• _RECORDED DATA_
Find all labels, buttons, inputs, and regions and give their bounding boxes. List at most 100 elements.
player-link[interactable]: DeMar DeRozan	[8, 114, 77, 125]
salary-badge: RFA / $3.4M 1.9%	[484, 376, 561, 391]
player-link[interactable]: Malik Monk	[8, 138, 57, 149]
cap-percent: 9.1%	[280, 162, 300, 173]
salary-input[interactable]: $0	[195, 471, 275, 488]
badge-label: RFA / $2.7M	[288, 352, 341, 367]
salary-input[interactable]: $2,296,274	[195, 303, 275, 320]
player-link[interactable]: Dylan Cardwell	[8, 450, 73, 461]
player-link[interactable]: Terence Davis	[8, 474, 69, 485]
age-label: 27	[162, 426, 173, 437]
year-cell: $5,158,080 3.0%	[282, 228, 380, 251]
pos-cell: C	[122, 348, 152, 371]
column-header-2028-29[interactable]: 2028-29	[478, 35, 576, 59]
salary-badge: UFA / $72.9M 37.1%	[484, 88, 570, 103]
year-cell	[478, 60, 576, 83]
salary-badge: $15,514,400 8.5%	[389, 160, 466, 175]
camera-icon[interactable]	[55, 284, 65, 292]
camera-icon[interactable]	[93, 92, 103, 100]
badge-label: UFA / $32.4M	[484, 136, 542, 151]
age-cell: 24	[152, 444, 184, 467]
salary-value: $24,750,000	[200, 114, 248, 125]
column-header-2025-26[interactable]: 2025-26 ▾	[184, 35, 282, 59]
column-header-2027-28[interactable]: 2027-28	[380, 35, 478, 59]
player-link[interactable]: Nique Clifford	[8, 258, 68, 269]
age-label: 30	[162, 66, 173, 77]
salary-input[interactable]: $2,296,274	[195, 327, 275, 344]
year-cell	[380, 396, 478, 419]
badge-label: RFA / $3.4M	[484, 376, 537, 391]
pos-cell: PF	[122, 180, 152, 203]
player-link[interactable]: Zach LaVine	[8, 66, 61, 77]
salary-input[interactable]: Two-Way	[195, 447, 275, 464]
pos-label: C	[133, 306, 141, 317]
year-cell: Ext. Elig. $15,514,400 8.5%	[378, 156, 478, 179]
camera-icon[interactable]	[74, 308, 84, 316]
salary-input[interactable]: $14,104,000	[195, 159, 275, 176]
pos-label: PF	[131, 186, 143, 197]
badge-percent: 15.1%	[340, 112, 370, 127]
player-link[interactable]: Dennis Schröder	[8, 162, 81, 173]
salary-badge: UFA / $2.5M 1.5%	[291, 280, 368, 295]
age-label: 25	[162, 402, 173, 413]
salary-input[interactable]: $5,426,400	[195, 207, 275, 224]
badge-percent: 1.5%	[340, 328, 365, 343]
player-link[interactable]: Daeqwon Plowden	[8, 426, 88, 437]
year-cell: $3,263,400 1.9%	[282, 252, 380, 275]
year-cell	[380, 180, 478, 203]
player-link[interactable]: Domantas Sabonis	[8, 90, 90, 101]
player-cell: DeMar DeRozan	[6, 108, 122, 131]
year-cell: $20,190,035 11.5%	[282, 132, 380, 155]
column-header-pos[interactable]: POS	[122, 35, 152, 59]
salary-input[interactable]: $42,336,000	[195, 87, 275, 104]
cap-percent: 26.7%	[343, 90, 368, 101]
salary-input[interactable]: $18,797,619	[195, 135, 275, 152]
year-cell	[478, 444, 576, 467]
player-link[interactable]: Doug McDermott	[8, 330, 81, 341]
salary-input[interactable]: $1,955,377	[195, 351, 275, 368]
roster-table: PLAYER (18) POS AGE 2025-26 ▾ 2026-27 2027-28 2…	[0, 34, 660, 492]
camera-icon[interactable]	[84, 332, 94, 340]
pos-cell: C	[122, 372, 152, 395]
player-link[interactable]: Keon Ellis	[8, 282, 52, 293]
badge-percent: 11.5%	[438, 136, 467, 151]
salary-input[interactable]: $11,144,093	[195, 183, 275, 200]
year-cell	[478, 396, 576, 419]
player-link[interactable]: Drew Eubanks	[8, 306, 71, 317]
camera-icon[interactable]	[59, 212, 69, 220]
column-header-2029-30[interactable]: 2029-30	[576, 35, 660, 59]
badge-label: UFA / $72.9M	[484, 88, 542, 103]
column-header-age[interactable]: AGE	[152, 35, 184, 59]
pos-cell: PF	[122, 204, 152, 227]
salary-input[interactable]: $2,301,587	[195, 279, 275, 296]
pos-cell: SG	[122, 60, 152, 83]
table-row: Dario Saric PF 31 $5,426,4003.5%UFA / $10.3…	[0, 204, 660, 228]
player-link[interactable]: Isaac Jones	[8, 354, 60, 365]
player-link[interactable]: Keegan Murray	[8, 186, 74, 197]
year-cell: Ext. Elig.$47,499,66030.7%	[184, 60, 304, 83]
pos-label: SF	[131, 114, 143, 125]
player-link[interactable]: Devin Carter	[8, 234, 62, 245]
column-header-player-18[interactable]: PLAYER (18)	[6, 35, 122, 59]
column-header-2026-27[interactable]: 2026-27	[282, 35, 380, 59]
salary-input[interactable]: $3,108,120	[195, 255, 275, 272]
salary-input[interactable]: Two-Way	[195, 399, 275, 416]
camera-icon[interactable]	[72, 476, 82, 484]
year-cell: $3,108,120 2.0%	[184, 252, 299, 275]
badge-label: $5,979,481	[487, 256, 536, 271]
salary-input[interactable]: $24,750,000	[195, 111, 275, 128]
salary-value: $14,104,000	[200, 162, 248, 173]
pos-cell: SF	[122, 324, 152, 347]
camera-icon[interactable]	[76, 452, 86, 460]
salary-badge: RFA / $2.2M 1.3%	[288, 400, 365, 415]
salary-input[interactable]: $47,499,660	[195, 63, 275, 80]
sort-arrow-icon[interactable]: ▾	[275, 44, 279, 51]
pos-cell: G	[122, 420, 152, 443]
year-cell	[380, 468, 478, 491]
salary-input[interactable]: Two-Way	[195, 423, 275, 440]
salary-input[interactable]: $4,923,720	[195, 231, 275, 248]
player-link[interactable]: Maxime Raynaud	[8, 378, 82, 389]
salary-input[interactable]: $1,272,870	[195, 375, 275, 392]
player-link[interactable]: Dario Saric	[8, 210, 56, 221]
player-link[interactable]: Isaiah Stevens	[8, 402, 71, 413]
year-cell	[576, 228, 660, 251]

• _REQUIREMENT_
Could you retype every line of the entries above, character for character, with nothing changed?

• _TASK ANSWER_
Find all labels, buttons, inputs, and regions and give their bounding boxes. List at most 100 elements.
player-link[interactable]: DeMar DeRozan	[8, 114, 77, 125]
salary-badge: RFA / $3.4M 1.9%	[484, 376, 561, 391]
player-link[interactable]: Malik Monk	[8, 138, 57, 149]
cap-percent: 9.1%	[280, 162, 300, 173]
salary-input[interactable]: $0	[195, 471, 275, 488]
badge-label: RFA / $2.7M	[288, 352, 341, 367]
salary-input[interactable]: $2,296,274	[195, 303, 275, 320]
player-link[interactable]: Dylan Cardwell	[8, 450, 73, 461]
player-link[interactable]: Terence Davis	[8, 474, 69, 485]
age-label: 27	[162, 426, 173, 437]
year-cell: $5,158,080 3.0%	[282, 228, 380, 251]
pos-cell: C	[122, 348, 152, 371]
column-header-2028-29[interactable]: 2028-29	[478, 35, 576, 59]
salary-badge: UFA / $72.9M 37.1%	[484, 88, 570, 103]
year-cell	[478, 60, 576, 83]
salary-badge: $15,514,400 8.5%	[389, 160, 466, 175]
camera-icon[interactable]	[55, 284, 65, 292]
camera-icon[interactable]	[93, 92, 103, 100]
badge-label: UFA / $32.4M	[484, 136, 542, 151]
age-cell: 24	[152, 444, 184, 467]
salary-value: $24,750,000	[200, 114, 248, 125]
column-header-2025-26[interactable]: 2025-26 ▾	[184, 35, 282, 59]
column-header-2027-28[interactable]: 2027-28	[380, 35, 478, 59]
player-link[interactable]: Nique Clifford	[8, 258, 68, 269]
age-label: 30	[162, 66, 173, 77]
salary-input[interactable]: $2,296,274	[195, 327, 275, 344]
year-cell	[380, 396, 478, 419]
badge-label: RFA / $3.4M	[484, 376, 537, 391]
pos-cell: PF	[122, 180, 152, 203]
player-link[interactable]: Zach LaVine	[8, 66, 61, 77]
salary-input[interactable]: Two-Way	[195, 447, 275, 464]
pos-label: C	[133, 306, 141, 317]
year-cell: Ext. Elig. $15,514,400 8.5%	[378, 156, 478, 179]
camera-icon[interactable]	[74, 308, 84, 316]
salary-input[interactable]: $14,104,000	[195, 159, 275, 176]
pos-label: PF	[131, 186, 143, 197]
badge-percent: 15.1%	[340, 112, 370, 127]
player-link[interactable]: Dennis Schröder	[8, 162, 81, 173]
salary-badge: UFA / $2.5M 1.5%	[291, 280, 368, 295]
age-label: 25	[162, 402, 173, 413]
salary-input[interactable]: $5,426,400	[195, 207, 275, 224]
badge-percent: 1.5%	[340, 328, 365, 343]
player-link[interactable]: Daeqwon Plowden	[8, 426, 88, 437]
year-cell: $3,263,400 1.9%	[282, 252, 380, 275]
year-cell	[380, 180, 478, 203]
player-link[interactable]: Domantas Sabonis	[8, 90, 90, 101]
player-cell: DeMar DeRozan	[6, 108, 122, 131]
year-cell: $20,190,035 11.5%	[282, 132, 380, 155]
column-header-pos[interactable]: POS	[122, 35, 152, 59]
salary-input[interactable]: $42,336,000	[195, 87, 275, 104]
cap-percent: 26.7%	[343, 90, 368, 101]
salary-input[interactable]: $18,797,619	[195, 135, 275, 152]
year-cell	[478, 444, 576, 467]
player-link[interactable]: Doug McDermott	[8, 330, 81, 341]
salary-input[interactable]: $1,955,377	[195, 351, 275, 368]
roster-table: PLAYER (18) POS AGE 2025-26 ▾ 2026-27 2027-28 2…	[0, 34, 660, 492]
camera-icon[interactable]	[84, 332, 94, 340]
pos-cell: C	[122, 372, 152, 395]
player-link[interactable]: Keon Ellis	[8, 282, 52, 293]
badge-percent: 11.5%	[438, 136, 467, 151]
salary-input[interactable]: $11,144,093	[195, 183, 275, 200]
year-cell	[478, 396, 576, 419]
player-link[interactable]: Drew Eubanks	[8, 306, 71, 317]
camera-icon[interactable]	[59, 212, 69, 220]
column-header-2029-30[interactable]: 2029-30	[576, 35, 660, 59]
badge-label: UFA / $72.9M	[484, 88, 542, 103]
column-header-age[interactable]: AGE	[152, 35, 184, 59]
pos-cell: PF	[122, 204, 152, 227]
salary-input[interactable]: $2,301,587	[195, 279, 275, 296]
pos-cell: SG	[122, 60, 152, 83]
table-row: Dario Saric PF 31 $5,426,4003.5%UFA / $10.3…	[0, 204, 660, 228]
player-link[interactable]: Isaac Jones	[8, 354, 60, 365]
player-link[interactable]: Keegan Murray	[8, 186, 74, 197]
year-cell: Ext. Elig.$47,499,66030.7%	[184, 60, 304, 83]
pos-label: SF	[131, 114, 143, 125]
player-link[interactable]: Devin Carter	[8, 234, 62, 245]
column-header-player-18[interactable]: PLAYER (18)	[6, 35, 122, 59]
column-header-2026-27[interactable]: 2026-27	[282, 35, 380, 59]
salary-input[interactable]: $3,108,120	[195, 255, 275, 272]
salary-input[interactable]: Two-Way	[195, 399, 275, 416]
camera-icon[interactable]	[72, 476, 82, 484]
year-cell: $3,108,120 2.0%	[184, 252, 299, 275]
badge-label: $5,979,481	[487, 256, 536, 271]
salary-input[interactable]: $24,750,000	[195, 111, 275, 128]
salary-value: $14,104,000	[200, 162, 248, 173]
pos-cell: SF	[122, 324, 152, 347]
camera-icon[interactable]	[76, 452, 86, 460]
salary-badge: RFA / $2.2M 1.3%	[288, 400, 365, 415]
salary-input[interactable]: $47,499,660	[195, 63, 275, 80]
sort-arrow-icon[interactable]: ▾	[275, 44, 279, 51]
pos-cell: G	[122, 420, 152, 443]
year-cell	[380, 468, 478, 491]
salary-input[interactable]: Two-Way	[195, 423, 275, 440]
salary-input[interactable]: $4,923,720	[195, 231, 275, 248]
player-link[interactable]: Maxime Raynaud	[8, 378, 82, 389]
salary-input[interactable]: $1,272,870	[195, 375, 275, 392]
player-link[interactable]: Dario Saric	[8, 210, 56, 221]
player-link[interactable]: Isaiah Stevens	[8, 402, 71, 413]
year-cell	[576, 228, 660, 251]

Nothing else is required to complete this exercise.